__DO THIS__. Look through the material and copy each line holding "quot".

[Rows from a dataset]

◆ ◆ ◆

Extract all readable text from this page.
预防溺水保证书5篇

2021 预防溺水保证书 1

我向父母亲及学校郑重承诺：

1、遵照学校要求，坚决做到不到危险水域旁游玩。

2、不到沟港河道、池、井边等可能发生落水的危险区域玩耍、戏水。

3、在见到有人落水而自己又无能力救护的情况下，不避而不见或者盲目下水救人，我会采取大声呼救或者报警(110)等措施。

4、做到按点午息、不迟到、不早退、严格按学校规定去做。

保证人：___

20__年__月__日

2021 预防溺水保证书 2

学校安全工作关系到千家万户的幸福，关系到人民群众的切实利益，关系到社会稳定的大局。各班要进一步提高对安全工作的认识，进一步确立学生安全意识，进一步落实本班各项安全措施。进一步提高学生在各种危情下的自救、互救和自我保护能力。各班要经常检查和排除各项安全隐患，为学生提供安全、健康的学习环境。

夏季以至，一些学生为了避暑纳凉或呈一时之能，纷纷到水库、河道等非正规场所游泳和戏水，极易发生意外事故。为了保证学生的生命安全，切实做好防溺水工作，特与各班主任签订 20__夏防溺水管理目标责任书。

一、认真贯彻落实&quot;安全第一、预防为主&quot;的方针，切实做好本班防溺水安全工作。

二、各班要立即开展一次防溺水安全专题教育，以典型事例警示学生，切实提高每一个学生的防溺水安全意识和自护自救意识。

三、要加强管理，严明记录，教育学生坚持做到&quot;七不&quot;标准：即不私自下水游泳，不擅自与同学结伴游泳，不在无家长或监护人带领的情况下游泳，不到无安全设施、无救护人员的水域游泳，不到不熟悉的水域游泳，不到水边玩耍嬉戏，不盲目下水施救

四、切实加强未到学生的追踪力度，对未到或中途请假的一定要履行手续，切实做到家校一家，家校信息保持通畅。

◆ ◆ ◆

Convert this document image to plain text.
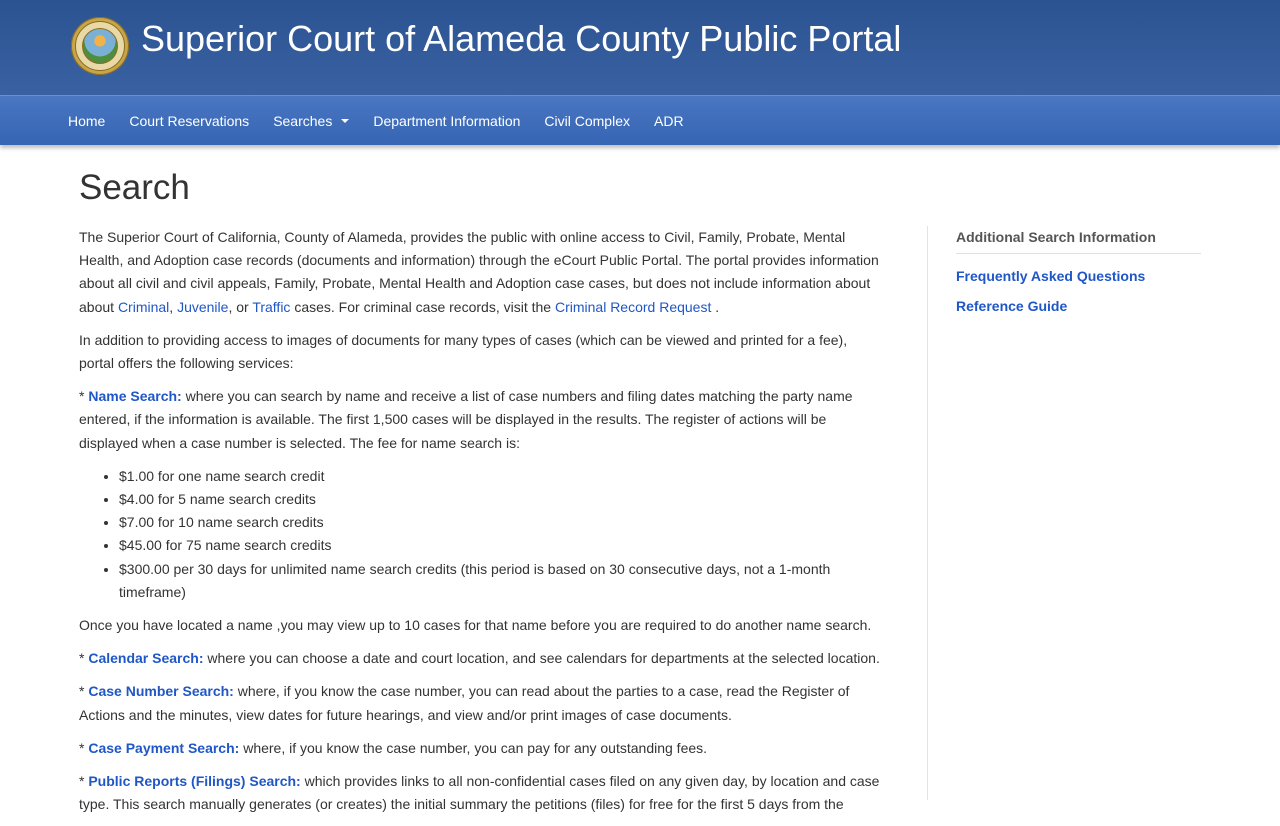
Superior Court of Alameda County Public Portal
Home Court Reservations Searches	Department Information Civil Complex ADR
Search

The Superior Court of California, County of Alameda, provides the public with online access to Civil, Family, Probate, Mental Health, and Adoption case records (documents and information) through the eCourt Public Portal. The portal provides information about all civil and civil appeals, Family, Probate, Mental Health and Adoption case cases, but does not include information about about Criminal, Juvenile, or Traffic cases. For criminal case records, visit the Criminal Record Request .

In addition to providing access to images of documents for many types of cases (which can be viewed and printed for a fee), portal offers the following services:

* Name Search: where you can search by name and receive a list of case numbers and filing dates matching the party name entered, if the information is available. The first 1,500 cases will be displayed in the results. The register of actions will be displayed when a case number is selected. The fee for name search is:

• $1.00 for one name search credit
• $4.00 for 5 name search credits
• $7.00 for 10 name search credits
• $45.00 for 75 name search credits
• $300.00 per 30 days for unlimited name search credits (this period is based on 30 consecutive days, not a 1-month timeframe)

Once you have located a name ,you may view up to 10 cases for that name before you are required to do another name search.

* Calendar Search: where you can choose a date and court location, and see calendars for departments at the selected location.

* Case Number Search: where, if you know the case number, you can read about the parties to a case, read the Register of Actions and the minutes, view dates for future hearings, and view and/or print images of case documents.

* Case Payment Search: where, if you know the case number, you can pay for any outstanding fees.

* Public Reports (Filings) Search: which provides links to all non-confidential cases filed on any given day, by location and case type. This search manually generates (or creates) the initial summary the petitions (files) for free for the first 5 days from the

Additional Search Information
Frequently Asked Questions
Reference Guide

◆ ◆ ◆

__SOLUTION FOR THIS PROBLEM__.
一、认真贯彻落实&quot;安全第一、预防为主&quot;的方针，切实做好本班防溺水安全工作。
三、要加强管理，严明记录，教育学生坚持做到&quot;七不&quot;标准：即不私自下水游泳，不擅自与同学结伴游泳，不在无家长或监护人带领的情况下游泳，不到无安全设施、无救护人员的水域游泳，不到不熟悉的水域游泳，不到水边玩耍嬉戏，不盲目下水施救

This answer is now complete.